Start

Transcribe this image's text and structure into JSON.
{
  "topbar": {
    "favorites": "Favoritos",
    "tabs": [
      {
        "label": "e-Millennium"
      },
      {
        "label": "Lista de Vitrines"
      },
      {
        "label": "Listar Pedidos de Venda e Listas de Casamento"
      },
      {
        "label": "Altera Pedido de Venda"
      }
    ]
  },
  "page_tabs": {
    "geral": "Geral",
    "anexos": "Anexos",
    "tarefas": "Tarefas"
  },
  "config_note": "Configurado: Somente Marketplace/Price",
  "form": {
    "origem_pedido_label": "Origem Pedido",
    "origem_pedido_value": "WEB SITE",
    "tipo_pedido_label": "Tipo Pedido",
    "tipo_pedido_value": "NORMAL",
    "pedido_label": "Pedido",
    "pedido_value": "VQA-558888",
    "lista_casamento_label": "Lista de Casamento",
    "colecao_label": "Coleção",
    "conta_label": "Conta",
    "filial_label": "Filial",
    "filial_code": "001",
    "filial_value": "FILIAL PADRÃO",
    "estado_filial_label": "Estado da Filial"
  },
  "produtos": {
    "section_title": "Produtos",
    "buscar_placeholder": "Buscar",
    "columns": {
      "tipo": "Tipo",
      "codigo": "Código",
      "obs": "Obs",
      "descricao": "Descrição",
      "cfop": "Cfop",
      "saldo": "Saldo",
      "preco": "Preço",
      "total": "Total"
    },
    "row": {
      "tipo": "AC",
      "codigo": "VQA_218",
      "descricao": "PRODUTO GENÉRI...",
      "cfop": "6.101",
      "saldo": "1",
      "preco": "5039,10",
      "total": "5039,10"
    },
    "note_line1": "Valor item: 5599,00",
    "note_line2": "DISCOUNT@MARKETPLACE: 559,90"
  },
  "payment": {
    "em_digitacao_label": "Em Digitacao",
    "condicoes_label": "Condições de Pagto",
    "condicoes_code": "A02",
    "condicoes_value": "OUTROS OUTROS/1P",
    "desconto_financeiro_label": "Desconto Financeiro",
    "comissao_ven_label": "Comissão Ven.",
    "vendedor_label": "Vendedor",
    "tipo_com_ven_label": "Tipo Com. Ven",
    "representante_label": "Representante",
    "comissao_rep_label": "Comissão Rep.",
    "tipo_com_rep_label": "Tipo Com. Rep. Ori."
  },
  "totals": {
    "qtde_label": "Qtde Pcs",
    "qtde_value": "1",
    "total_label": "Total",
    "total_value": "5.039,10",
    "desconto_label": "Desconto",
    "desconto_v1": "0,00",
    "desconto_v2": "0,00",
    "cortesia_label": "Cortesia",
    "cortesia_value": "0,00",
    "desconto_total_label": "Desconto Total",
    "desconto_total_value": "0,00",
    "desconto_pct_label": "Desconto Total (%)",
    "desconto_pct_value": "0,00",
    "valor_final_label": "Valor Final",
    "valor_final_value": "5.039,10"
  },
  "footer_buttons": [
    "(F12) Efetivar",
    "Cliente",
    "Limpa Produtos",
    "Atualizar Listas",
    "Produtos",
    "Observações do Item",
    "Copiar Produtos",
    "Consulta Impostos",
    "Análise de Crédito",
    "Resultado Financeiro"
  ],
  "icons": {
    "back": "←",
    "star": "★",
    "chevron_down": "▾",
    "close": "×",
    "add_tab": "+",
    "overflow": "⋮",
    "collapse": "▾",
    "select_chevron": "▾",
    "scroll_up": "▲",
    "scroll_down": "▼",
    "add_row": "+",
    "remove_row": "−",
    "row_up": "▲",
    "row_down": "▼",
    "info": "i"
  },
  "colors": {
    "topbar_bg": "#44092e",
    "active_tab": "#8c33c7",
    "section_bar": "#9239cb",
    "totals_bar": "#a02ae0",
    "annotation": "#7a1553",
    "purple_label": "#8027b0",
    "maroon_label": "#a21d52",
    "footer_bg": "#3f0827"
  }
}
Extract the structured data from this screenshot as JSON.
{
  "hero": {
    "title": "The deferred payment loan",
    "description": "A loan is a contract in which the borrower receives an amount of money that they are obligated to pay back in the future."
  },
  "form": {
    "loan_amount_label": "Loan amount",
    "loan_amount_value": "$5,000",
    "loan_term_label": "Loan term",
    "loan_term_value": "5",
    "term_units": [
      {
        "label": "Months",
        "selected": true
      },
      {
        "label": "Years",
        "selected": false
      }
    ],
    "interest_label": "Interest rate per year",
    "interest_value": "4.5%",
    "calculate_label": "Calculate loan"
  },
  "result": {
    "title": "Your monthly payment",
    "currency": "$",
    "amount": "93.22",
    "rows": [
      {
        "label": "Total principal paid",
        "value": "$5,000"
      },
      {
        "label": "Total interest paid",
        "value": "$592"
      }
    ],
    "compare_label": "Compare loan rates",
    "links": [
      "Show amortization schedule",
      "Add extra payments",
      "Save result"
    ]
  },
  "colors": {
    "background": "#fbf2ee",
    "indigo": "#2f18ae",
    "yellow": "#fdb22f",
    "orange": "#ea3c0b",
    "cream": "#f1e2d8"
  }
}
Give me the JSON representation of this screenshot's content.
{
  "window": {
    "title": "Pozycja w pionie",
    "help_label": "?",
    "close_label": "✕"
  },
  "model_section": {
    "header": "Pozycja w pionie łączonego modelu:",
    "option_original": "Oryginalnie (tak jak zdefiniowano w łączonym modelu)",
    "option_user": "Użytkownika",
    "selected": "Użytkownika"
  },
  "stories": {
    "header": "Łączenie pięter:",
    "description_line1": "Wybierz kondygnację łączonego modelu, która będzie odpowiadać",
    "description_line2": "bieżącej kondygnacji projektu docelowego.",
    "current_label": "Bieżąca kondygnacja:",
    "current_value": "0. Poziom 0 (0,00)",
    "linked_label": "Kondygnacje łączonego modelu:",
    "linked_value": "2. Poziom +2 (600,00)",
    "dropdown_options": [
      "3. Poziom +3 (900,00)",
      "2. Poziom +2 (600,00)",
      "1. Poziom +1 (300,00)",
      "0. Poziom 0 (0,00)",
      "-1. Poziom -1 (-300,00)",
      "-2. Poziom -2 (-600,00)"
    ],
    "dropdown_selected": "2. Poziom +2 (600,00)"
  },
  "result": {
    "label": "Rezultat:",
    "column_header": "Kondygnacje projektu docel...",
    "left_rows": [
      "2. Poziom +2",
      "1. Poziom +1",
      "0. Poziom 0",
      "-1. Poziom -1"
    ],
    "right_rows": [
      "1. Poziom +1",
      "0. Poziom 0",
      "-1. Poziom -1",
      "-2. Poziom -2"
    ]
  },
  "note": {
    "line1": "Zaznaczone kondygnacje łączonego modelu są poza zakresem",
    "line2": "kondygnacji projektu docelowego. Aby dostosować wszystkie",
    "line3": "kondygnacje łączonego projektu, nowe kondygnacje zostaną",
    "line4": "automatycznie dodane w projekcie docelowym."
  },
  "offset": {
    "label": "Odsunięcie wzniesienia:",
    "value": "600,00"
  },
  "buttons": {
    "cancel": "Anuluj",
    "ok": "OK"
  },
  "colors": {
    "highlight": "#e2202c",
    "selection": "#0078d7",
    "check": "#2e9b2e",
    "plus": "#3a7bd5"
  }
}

End

- Request -
Go through the data and return every record exactly.

- Result of the task -
Transcribe this image's text and structure into JSON.
{
  "topbar": {
    "favorites": "Favoritos",
    "tabs": [
      {
        "label": "e-Millennium"
      },
      {
        "label": "Lista de Vitrines"
      },
      {
        "label": "Listar Pedidos de Venda e Listas de Casamento"
      },
      {
        "label": "Altera Pedido de Venda"
      }
    ]
  },
  "page_tabs": {
    "geral": "Geral",
    "anexos": "Anexos",
    "tarefas": "Tarefas"
  },
  "config_note": "Configurado: Somente Marketplace/Price",
  "form": {
    "origem_pedido_label": "Origem Pedido",
    "origem_pedido_value": "WEB SITE",
    "tipo_pedido_label": "Tipo Pedido",
    "tipo_pedido_value": "NORMAL",
    "pedido_label": "Pedido",
    "pedido_value": "VQA-558888",
    "lista_casamento_label": "Lista de Casamento",
    "colecao_label": "Coleção",
    "conta_label": "Conta",
    "filial_label": "Filial",
    "filial_code": "001",
    "filial_value": "FILIAL PADRÃO",
    "estado_filial_label": "Estado da Filial"
  },
  "produtos": {
    "section_title": "Produtos",
    "buscar_placeholder": "Buscar",
    "columns": {
      "tipo": "Tipo",
      "codigo": "Código",
      "obs": "Obs",
      "descricao": "Descrição",
      "cfop": "Cfop",
      "saldo": "Saldo",
      "preco": "Preço",
      "total": "Total"
    },
    "row": {
      "tipo": "AC",
      "codigo": "VQA_218",
      "descricao": "PRODUTO GENÉRI...",
      "cfop": "6.101",
      "saldo": "1",
      "preco": "5039,10",
      "total": "5039,10"
    },
    "note_line1": "Valor item: 5599,00",
    "note_line2": "DISCOUNT@MARKETPLACE: 559,90"
  },
  "payment": {
    "em_digitacao_label": "Em Digitacao",
    "condicoes_label": "Condições de Pagto",
    "condicoes_code": "A02",
    "condicoes_value": "OUTROS OUTROS/1P",
    "desconto_financeiro_label": "Desconto Financeiro",
    "comissao_ven_label": "Comissão Ven.",
    "vendedor_label": "Vendedor",
    "tipo_com_ven_label": "Tipo Com. Ven",
    "representante_label": "Representante",
    "comissao_rep_label": "Comissão Rep.",
    "tipo_com_rep_label": "Tipo Com. Rep. Ori."
  },
  "totals": {
    "qtde_label": "Qtde Pcs",
    "qtde_value": "1",
    "total_label": "Total",
    "total_value": "5.039,10",
    "desconto_label": "Desconto",
    "desconto_v1": "0,00",
    "desconto_v2": "0,00",
    "cortesia_label": "Cortesia",
    "cortesia_value": "0,00",
    "desconto_total_label": "Desconto Total",
    "desconto_total_value": "0,00",
    "desconto_pct_label": "Desconto Total (%)",
    "desconto_pct_value": "0,00",
    "valor_final_label": "Valor Final",
    "valor_final_value": "5.039,10"
  },
  "footer_buttons": [
    "(F12) Efetivar",
    "Cliente",
    "Limpa Produtos",
    "Atualizar Listas",
    "Produtos",
    "Observações do Item",
    "Copiar Produtos",
    "Consulta Impostos",
    "Análise de Crédito",
    "Resultado Financeiro"
  ],
  "icons": {
    "back": "←",
    "star": "★",
    "chevron_down": "▾",
    "close": "×",
    "add_tab": "+",
    "overflow": "⋮",
    "collapse": "▾",
    "select_chevron": "▾",
    "scroll_up": "▲",
    "scroll_down": "▼",
    "add_row": "+",
    "remove_row": "−",
    "row_up": "▲",
    "row_down": "▼",
    "info": "i"
  },
  "colors": {
    "topbar_bg": "#44092e",
    "active_tab": "#8c33c7",
    "section_bar": "#9239cb",
    "totals_bar": "#a02ae0",
    "annotation": "#7a1553",
    "purple_label": "#8027b0",
    "maroon_label": "#a21d52",
    "footer_bg": "#3f0827"
  }
}
Extract the structured data from this screenshot as JSON.
{
  "hero": {
    "title": "The deferred payment loan",
    "description": "A loan is a contract in which the borrower receives an amount of money that they are obligated to pay back in the future."
  },
  "form": {
    "loan_amount_label": "Loan amount",
    "loan_amount_value": "$5,000",
    "loan_term_label": "Loan term",
    "loan_term_value": "5",
    "term_units": [
      {
        "label": "Months",
        "selected": true
      },
      {
        "label": "Years",
        "selected": false
      }
    ],
    "interest_label": "Interest rate per year",
    "interest_value": "4.5%",
    "calculate_label": "Calculate loan"
  },
  "result": {
    "title": "Your monthly payment",
    "currency": "$",
    "amount": "93.22",
    "rows": [
      {
        "label": "Total principal paid",
        "value": "$5,000"
      },
      {
        "label": "Total interest paid",
        "value": "$592"
      }
    ],
    "compare_label": "Compare loan rates",
    "links": [
      "Show amortization schedule",
      "Add extra payments",
      "Save result"
    ]
  },
  "colors": {
    "background": "#fbf2ee",
    "indigo": "#2f18ae",
    "yellow": "#fdb22f",
    "orange": "#ea3c0b",
    "cream": "#f1e2d8"
  }
}
Give me the JSON representation of this screenshot's content.
{
  "window": {
    "title": "Pozycja w pionie",
    "help_label": "?",
    "close_label": "✕"
  },
  "model_section": {
    "header": "Pozycja w pionie łączonego modelu:",
    "option_original": "Oryginalnie (tak jak zdefiniowano w łączonym modelu)",
    "option_user": "Użytkownika",
    "selected": "Użytkownika"
  },
  "stories": {
    "header": "Łączenie pięter:",
    "description_line1": "Wybierz kondygnację łączonego modelu, która będzie odpowiadać",
    "description_line2": "bieżącej kondygnacji projektu docelowego.",
    "current_label": "Bieżąca kondygnacja:",
    "current_value": "0. Poziom 0 (0,00)",
    "linked_label": "Kondygnacje łączonego modelu:",
    "linked_value": "2. Poziom +2 (600,00)",
    "dropdown_options": [
      "3. Poziom +3 (900,00)",
      "2. Poziom +2 (600,00)",
      "1. Poziom +1 (300,00)",
      "0. Poziom 0 (0,00)",
      "-1. Poziom -1 (-300,00)",
      "-2. Poziom -2 (-600,00)"
    ],
    "dropdown_selected": "2. Poziom +2 (600,00)"
  },
  "result": {
    "label": "Rezultat:",
    "column_header": "Kondygnacje projektu docel...",
    "left_rows": [
      "2. Poziom +2",
      "1. Poziom +1",
      "0. Poziom 0",
      "-1. Poziom -1"
    ],
    "right_rows": [
      "1. Poziom +1",
      "0. Poziom 0",
      "-1. Poziom -1",
      "-2. Poziom -2"
    ]
  },
  "note": {
    "line1": "Zaznaczone kondygnacje łączonego modelu są poza zakresem",
    "line2": "kondygnacji projektu docelowego. Aby dostosować wszystkie",
    "line3": "kondygnacje łączonego projektu, nowe kondygnacje zostaną",
    "line4": "automatycznie dodane w projekcie docelowym."
  },
  "offset": {
    "label": "Odsunięcie wzniesienia:",
    "value": "600,00"
  },
  "buttons": {
    "cancel": "Anuluj",
    "ok": "OK"
  },
  "colors": {
    "highlight": "#e2202c",
    "selection": "#0078d7",
    "check": "#2e9b2e",
    "plus": "#3a7bd5"
  }
}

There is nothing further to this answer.